* **DATA RECORDS**
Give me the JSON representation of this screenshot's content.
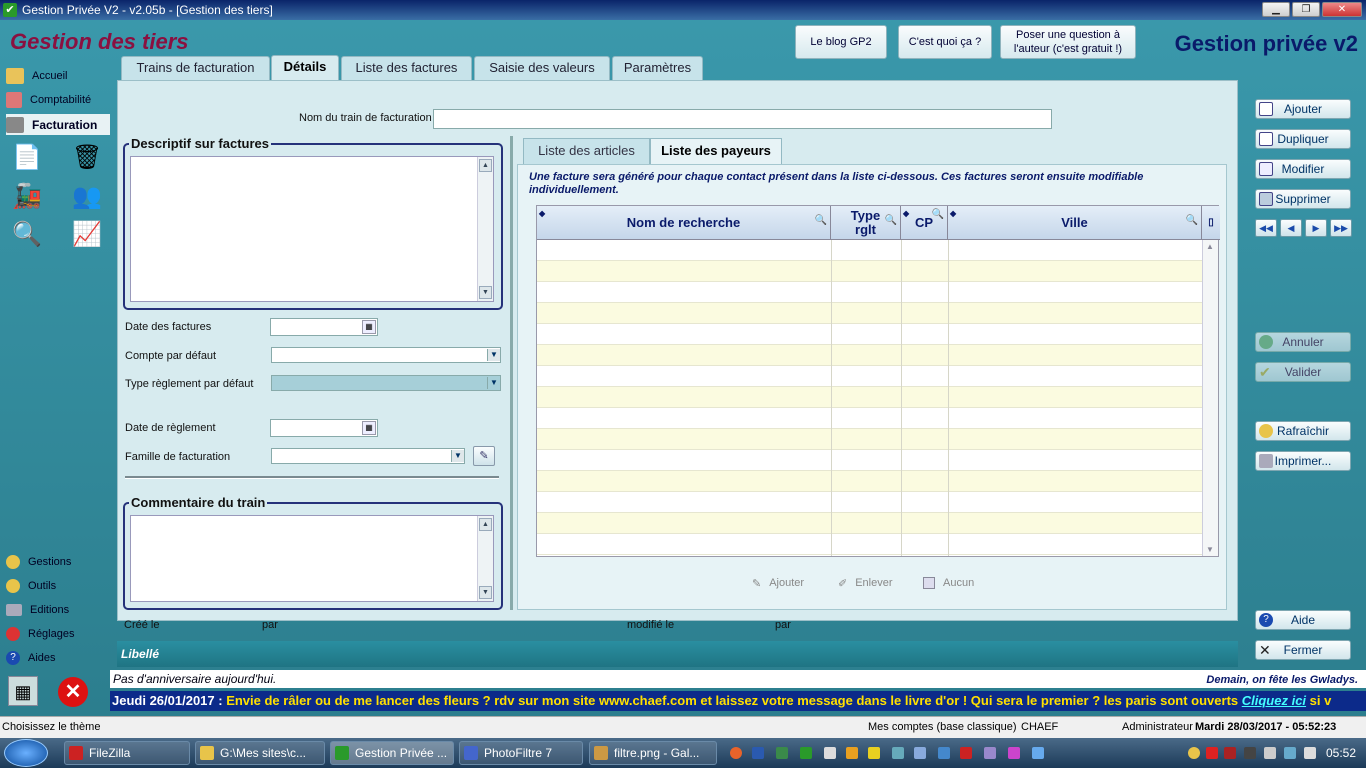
{
  "window": {
    "title": "Gestion Privée V2 - v2.05b - [Gestion des tiers]"
  },
  "header": {
    "page_title": "Gestion des tiers",
    "app_title": "Gestion privée v2",
    "buttons": {
      "blog": "Le blog GP2",
      "what": "C'est quoi ça ?",
      "question_l1": "Poser une question à",
      "question_l2": "l'auteur (c'est gratuit !)"
    }
  },
  "nav": {
    "top": [
      "Accueil",
      "Comptabilité",
      "Facturation"
    ],
    "bottom": [
      "Gestions",
      "Outils",
      "Editions",
      "Réglages",
      "Aides"
    ]
  },
  "tabs": [
    "Trains de facturation",
    "Détails",
    "Liste des factures",
    "Saisie des valeurs",
    "Paramètres"
  ],
  "form": {
    "train_name_label": "Nom du train de facturation",
    "train_name_value": "",
    "descriptif_title": "Descriptif sur factures",
    "date_factures_label": "Date des factures",
    "compte_label": "Compte par défaut",
    "type_reglement_label": "Type règlement par défaut",
    "date_reglement_label": "Date de règlement",
    "famille_label": "Famille de facturation",
    "commentaire_title": "Commentaire du train",
    "cree_label": "Créé le",
    "par_label": "par",
    "modifie_label": "modifié le",
    "par2_label": "par"
  },
  "subtabs": [
    "Liste des articles",
    "Liste des payeurs"
  ],
  "payeurs": {
    "info": "Une facture sera généré pour chaque contact présent dans la liste ci-dessous. Ces factures seront ensuite modifiable individuellement.",
    "columns": {
      "nom": "Nom de recherche",
      "type_l1": "Type",
      "type_l2": "rglt",
      "cp": "CP",
      "ville": "Ville"
    },
    "buttons": {
      "ajouter": "Ajouter",
      "enlever": "Enlever",
      "aucun": "Aucun"
    }
  },
  "actions": {
    "ajouter": "Ajouter",
    "dupliquer": "Dupliquer",
    "modifier": "Modifier",
    "supprimer": "Supprimer",
    "annuler": "Annuler",
    "valider": "Valider",
    "rafraichir": "Rafraîchir",
    "imprimer": "Imprimer...",
    "aide": "Aide",
    "fermer": "Fermer"
  },
  "footer": {
    "libelle": "Libellé",
    "birthday": "Pas d'anniversaire aujourd'hui.",
    "fete": "Demain, on fête les Gwladys.",
    "ticker_date": "Jeudi 26/01/2017 :",
    "ticker_text": " Envie de râler ou de me lancer des fleurs ? rdv sur mon site www.chaef.com et laissez votre message dans le livre d'or ! Qui sera le premier ? les paris sont ouverts ",
    "ticker_link": "Cliquez ici",
    "ticker_tail": " si v"
  },
  "statusbar": {
    "theme": "Choisissez le thème",
    "comptes": "Mes comptes (base classique)",
    "user": "CHAEF",
    "role": "Administrateur",
    "datetime": "Mardi 28/03/2017 - 05:52:23"
  },
  "taskbar": {
    "tasks": [
      "FileZilla",
      "G:\\Mes sites\\c...",
      "Gestion Privée ...",
      "PhotoFiltre 7",
      "filtre.png - Gal..."
    ],
    "clock": "05:52"
  },
  "colors": {
    "accent_title": "#8a1040",
    "app_title": "#0a1a6a",
    "ticker_bg": "#0c2a8a",
    "ticker_text": "#ffe000"
  }
}
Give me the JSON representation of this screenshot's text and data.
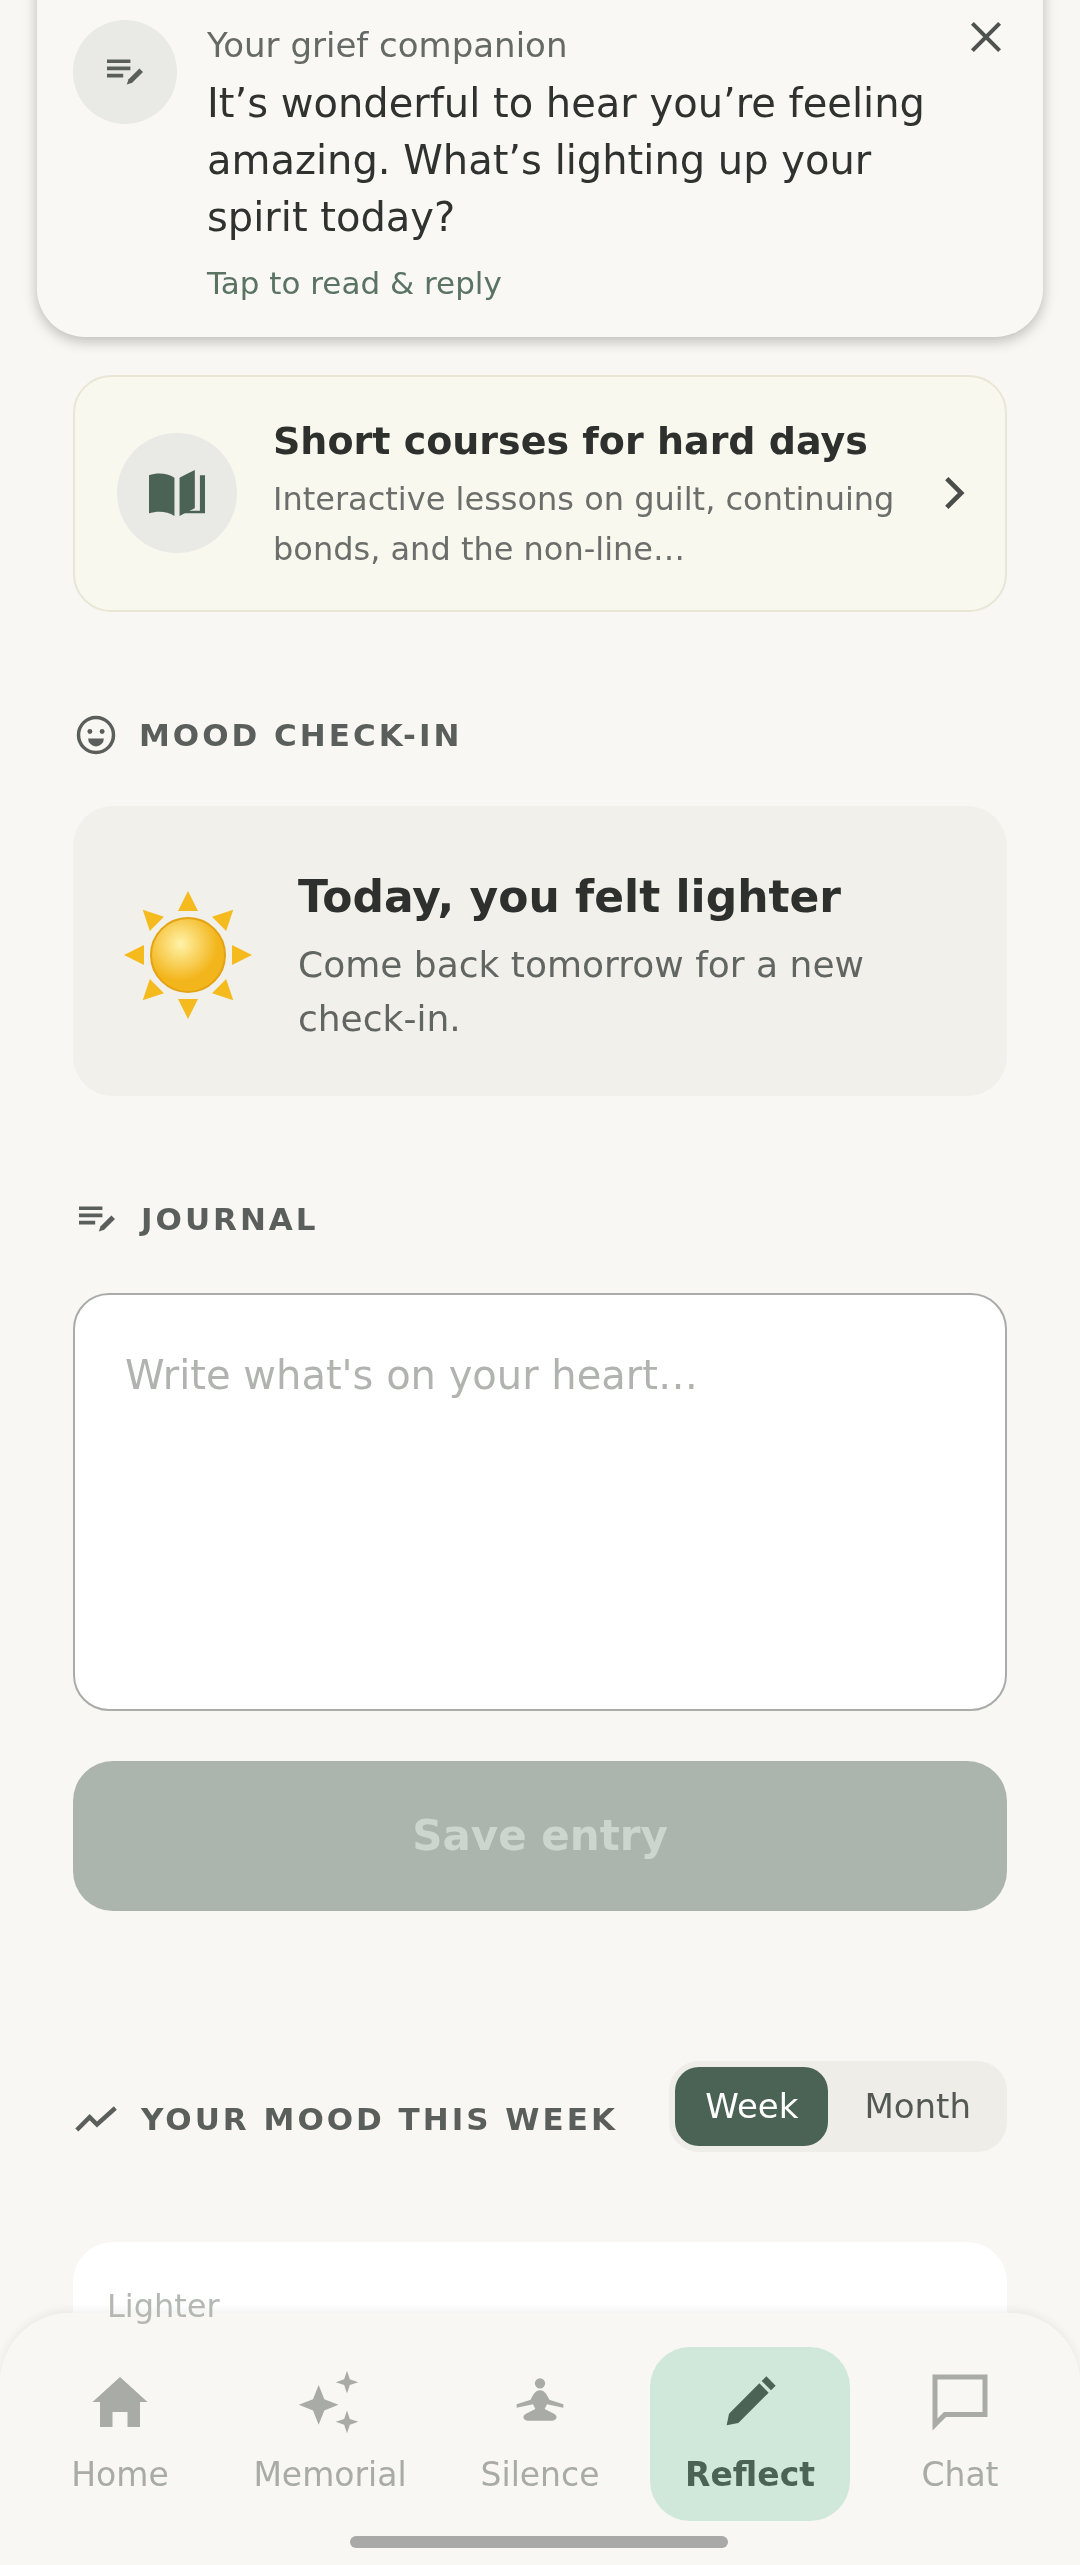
{
  "notification": {
    "title": "Your grief companion",
    "message": "It’s wonderful to hear you’re feeling amazing. What’s lighting up your spirit today?",
    "action": "Tap to read & reply"
  },
  "course_card": {
    "title": "Short courses for hard days",
    "subtitle": "Interactive lessons on guilt, continuing bonds, and the non-line…"
  },
  "mood_checkin": {
    "heading": "MOOD CHECK-IN",
    "title": "Today, you felt lighter",
    "subtitle": "Come back tomorrow for a new check-in."
  },
  "journal": {
    "heading": "JOURNAL",
    "placeholder": "Write what's on your heart…",
    "save_button": {
      "label": "Save entry",
      "disabled": true
    }
  },
  "mood_week": {
    "heading": "YOUR MOOD THIS WEEK",
    "ranges": [
      {
        "label": "Week",
        "selected": true
      },
      {
        "label": "Month",
        "selected": false
      }
    ],
    "chart_label": "Lighter"
  },
  "nav": [
    {
      "label": "Home",
      "kind": "home",
      "selected": false
    },
    {
      "label": "Memorial",
      "kind": "sparkle",
      "selected": false
    },
    {
      "label": "Silence",
      "kind": "meditate",
      "selected": false
    },
    {
      "label": "Reflect",
      "kind": "pencil",
      "selected": true
    },
    {
      "label": "Chat",
      "kind": "chat",
      "selected": false
    }
  ]
}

* **REQUIRED TASK**
Which lines include "heading"? Copy each of them out.

* **EXERCISE RESULT**
    "heading": "MOOD CHECK-IN",
    "heading": "JOURNAL",
    "heading": "YOUR MOOD THIS WEEK",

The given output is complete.